Exercise instructions: Each entry below is to be transcribed exactly.

Available data:
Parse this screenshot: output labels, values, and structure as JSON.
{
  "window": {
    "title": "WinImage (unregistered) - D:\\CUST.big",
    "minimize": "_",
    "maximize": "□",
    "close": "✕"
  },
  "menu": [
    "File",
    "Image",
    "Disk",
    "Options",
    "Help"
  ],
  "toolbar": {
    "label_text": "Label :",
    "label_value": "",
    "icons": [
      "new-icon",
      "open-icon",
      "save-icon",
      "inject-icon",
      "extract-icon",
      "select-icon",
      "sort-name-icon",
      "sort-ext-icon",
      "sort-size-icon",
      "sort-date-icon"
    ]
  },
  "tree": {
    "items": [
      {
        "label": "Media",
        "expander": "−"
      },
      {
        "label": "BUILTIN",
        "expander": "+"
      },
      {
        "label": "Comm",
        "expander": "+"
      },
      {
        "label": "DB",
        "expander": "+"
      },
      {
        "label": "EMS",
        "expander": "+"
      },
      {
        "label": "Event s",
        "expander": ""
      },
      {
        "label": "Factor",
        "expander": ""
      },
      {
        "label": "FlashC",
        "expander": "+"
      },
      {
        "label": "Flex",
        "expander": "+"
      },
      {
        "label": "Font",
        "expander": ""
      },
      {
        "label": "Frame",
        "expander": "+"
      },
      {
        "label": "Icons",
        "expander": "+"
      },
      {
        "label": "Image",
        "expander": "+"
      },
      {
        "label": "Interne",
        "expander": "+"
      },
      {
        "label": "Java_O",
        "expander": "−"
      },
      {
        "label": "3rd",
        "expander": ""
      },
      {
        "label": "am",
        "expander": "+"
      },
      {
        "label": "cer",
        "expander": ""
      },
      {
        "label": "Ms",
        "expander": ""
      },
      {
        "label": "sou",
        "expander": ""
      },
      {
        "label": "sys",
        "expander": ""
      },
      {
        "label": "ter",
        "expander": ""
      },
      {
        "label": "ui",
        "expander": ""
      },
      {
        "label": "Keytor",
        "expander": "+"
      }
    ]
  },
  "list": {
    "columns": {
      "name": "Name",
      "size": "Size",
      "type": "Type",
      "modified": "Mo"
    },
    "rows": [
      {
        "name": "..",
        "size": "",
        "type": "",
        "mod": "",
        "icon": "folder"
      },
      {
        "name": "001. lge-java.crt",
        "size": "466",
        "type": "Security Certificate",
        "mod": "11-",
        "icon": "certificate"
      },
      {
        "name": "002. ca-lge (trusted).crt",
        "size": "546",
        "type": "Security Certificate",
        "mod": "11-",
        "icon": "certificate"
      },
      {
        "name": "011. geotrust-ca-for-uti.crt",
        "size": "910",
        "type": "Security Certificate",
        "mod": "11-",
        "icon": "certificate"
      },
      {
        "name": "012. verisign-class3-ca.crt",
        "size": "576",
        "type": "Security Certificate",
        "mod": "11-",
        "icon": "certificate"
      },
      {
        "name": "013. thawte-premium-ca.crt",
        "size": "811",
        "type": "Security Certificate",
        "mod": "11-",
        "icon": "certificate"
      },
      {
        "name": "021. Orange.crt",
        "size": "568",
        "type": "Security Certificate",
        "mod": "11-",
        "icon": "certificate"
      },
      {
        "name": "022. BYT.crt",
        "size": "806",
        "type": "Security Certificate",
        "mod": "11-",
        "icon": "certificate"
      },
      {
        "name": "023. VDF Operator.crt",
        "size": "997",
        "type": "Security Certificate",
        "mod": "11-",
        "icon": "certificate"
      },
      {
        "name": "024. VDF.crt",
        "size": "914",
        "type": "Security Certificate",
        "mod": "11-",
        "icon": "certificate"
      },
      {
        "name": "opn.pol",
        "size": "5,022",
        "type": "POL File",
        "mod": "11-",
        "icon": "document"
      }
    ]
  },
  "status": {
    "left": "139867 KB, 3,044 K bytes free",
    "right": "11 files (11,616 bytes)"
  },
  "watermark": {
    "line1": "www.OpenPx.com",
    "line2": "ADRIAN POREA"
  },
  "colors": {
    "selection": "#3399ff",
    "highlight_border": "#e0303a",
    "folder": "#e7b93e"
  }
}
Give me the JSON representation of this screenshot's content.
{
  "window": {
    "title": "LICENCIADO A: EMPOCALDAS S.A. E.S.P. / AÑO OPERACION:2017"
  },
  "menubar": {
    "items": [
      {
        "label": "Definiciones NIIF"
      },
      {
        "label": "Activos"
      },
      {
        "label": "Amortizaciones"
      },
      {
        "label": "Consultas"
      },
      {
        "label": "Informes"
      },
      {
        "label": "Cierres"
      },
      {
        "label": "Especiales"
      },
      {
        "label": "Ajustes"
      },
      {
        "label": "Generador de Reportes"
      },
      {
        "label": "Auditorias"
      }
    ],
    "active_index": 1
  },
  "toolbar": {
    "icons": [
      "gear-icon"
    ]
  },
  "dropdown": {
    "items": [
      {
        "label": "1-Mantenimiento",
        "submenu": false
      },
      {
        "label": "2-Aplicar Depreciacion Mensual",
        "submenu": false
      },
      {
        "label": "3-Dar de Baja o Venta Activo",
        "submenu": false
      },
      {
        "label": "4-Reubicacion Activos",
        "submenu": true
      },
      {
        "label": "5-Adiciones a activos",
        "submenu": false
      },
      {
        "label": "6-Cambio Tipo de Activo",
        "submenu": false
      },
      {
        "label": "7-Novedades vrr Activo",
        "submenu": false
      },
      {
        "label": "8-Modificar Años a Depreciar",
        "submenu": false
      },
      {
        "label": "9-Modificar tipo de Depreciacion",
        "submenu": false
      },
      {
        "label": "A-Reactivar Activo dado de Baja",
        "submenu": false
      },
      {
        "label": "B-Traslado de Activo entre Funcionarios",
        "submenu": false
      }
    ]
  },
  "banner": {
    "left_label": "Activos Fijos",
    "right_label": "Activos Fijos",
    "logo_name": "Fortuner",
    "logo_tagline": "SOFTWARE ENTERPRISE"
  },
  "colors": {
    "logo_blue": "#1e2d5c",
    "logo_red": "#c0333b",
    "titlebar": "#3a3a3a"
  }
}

Final answer:
Parse this screenshot: output labels, values, and structure as JSON.
{
  "window": {
    "title": "WinImage (unregistered) - D:\\CUST.big",
    "minimize": "_",
    "maximize": "□",
    "close": "✕"
  },
  "menu": [
    "File",
    "Image",
    "Disk",
    "Options",
    "Help"
  ],
  "toolbar": {
    "label_text": "Label :",
    "label_value": "",
    "icons": [
      "new-icon",
      "open-icon",
      "save-icon",
      "inject-icon",
      "extract-icon",
      "select-icon",
      "sort-name-icon",
      "sort-ext-icon",
      "sort-size-icon",
      "sort-date-icon"
    ]
  },
  "tree": {
    "items": [
      {
        "label": "Media",
        "expander": "−"
      },
      {
        "label": "BUILTIN",
        "expander": "+"
      },
      {
        "label": "Comm",
        "expander": "+"
      },
      {
        "label": "DB",
        "expander": "+"
      },
      {
        "label": "EMS",
        "expander": "+"
      },
      {
        "label": "Event s",
        "expander": ""
      },
      {
        "label": "Factor",
        "expander": ""
      },
      {
        "label": "FlashC",
        "expander": "+"
      },
      {
        "label": "Flex",
        "expander": "+"
      },
      {
        "label": "Font",
        "expander": ""
      },
      {
        "label": "Frame",
        "expander": "+"
      },
      {
        "label": "Icons",
        "expander": "+"
      },
      {
        "label": "Image",
        "expander": "+"
      },
      {
        "label": "Interne",
        "expander": "+"
      },
      {
        "label": "Java_O",
        "expander": "−"
      },
      {
        "label": "3rd",
        "expander": ""
      },
      {
        "label": "am",
        "expander": "+"
      },
      {
        "label": "cer",
        "expander": ""
      },
      {
        "label": "Ms",
        "expander": ""
      },
      {
        "label": "sou",
        "expander": ""
      },
      {
        "label": "sys",
        "expander": ""
      },
      {
        "label": "ter",
        "expander": ""
      },
      {
        "label": "ui",
        "expander": ""
      },
      {
        "label": "Keytor",
        "expander": "+"
      }
    ]
  },
  "list": {
    "columns": {
      "name": "Name",
      "size": "Size",
      "type": "Type",
      "modified": "Mo"
    },
    "rows": [
      {
        "name": "..",
        "size": "",
        "type": "",
        "mod": "",
        "icon": "folder"
      },
      {
        "name": "001. lge-java.crt",
        "size": "466",
        "type": "Security Certificate",
        "mod": "11-",
        "icon": "certificate"
      },
      {
        "name": "002. ca-lge (trusted).crt",
        "size": "546",
        "type": "Security Certificate",
        "mod": "11-",
        "icon": "certificate"
      },
      {
        "name": "011. geotrust-ca-for-uti.crt",
        "size": "910",
        "type": "Security Certificate",
        "mod": "11-",
        "icon": "certificate"
      },
      {
        "name": "012. verisign-class3-ca.crt",
        "size": "576",
        "type": "Security Certificate",
        "mod": "11-",
        "icon": "certificate"
      },
      {
        "name": "013. thawte-premium-ca.crt",
        "size": "811",
        "type": "Security Certificate",
        "mod": "11-",
        "icon": "certificate"
      },
      {
        "name": "021. Orange.crt",
        "size": "568",
        "type": "Security Certificate",
        "mod": "11-",
        "icon": "certificate"
      },
      {
        "name": "022. BYT.crt",
        "size": "806",
        "type": "Security Certificate",
        "mod": "11-",
        "icon": "certificate"
      },
      {
        "name": "023. VDF Operator.crt",
        "size": "997",
        "type": "Security Certificate",
        "mod": "11-",
        "icon": "certificate"
      },
      {
        "name": "024. VDF.crt",
        "size": "914",
        "type": "Security Certificate",
        "mod": "11-",
        "icon": "certificate"
      },
      {
        "name": "opn.pol",
        "size": "5,022",
        "type": "POL File",
        "mod": "11-",
        "icon": "document"
      }
    ]
  },
  "status": {
    "left": "139867 KB, 3,044 K bytes free",
    "right": "11 files (11,616 bytes)"
  },
  "watermark": {
    "line1": "www.OpenPx.com",
    "line2": "ADRIAN POREA"
  },
  "colors": {
    "selection": "#3399ff",
    "highlight_border": "#e0303a",
    "folder": "#e7b93e"
  }
}
Give me the JSON representation of this screenshot's content.
{
  "window": {
    "title": "LICENCIADO A: EMPOCALDAS S.A. E.S.P. / AÑO OPERACION:2017"
  },
  "menubar": {
    "items": [
      {
        "label": "Definiciones NIIF"
      },
      {
        "label": "Activos"
      },
      {
        "label": "Amortizaciones"
      },
      {
        "label": "Consultas"
      },
      {
        "label": "Informes"
      },
      {
        "label": "Cierres"
      },
      {
        "label": "Especiales"
      },
      {
        "label": "Ajustes"
      },
      {
        "label": "Generador de Reportes"
      },
      {
        "label": "Auditorias"
      }
    ],
    "active_index": 1
  },
  "toolbar": {
    "icons": [
      "gear-icon"
    ]
  },
  "dropdown": {
    "items": [
      {
        "label": "1-Mantenimiento",
        "submenu": false
      },
      {
        "label": "2-Aplicar Depreciacion Mensual",
        "submenu": false
      },
      {
        "label": "3-Dar de Baja o Venta Activo",
        "submenu": false
      },
      {
        "label": "4-Reubicacion Activos",
        "submenu": true
      },
      {
        "label": "5-Adiciones a activos",
        "submenu": false
      },
      {
        "label": "6-Cambio Tipo de Activo",
        "submenu": false
      },
      {
        "label": "7-Novedades vrr Activo",
        "submenu": false
      },
      {
        "label": "8-Modificar Años a Depreciar",
        "submenu": false
      },
      {
        "label": "9-Modificar tipo de Depreciacion",
        "submenu": false
      },
      {
        "label": "A-Reactivar Activo dado de Baja",
        "submenu": false
      },
      {
        "label": "B-Traslado de Activo entre Funcionarios",
        "submenu": false
      }
    ]
  },
  "banner": {
    "left_label": "Activos Fijos",
    "right_label": "Activos Fijos",
    "logo_name": "Fortuner",
    "logo_tagline": "SOFTWARE ENTERPRISE"
  },
  "colors": {
    "logo_blue": "#1e2d5c",
    "logo_red": "#c0333b",
    "titlebar": "#3a3a3a"
  }
}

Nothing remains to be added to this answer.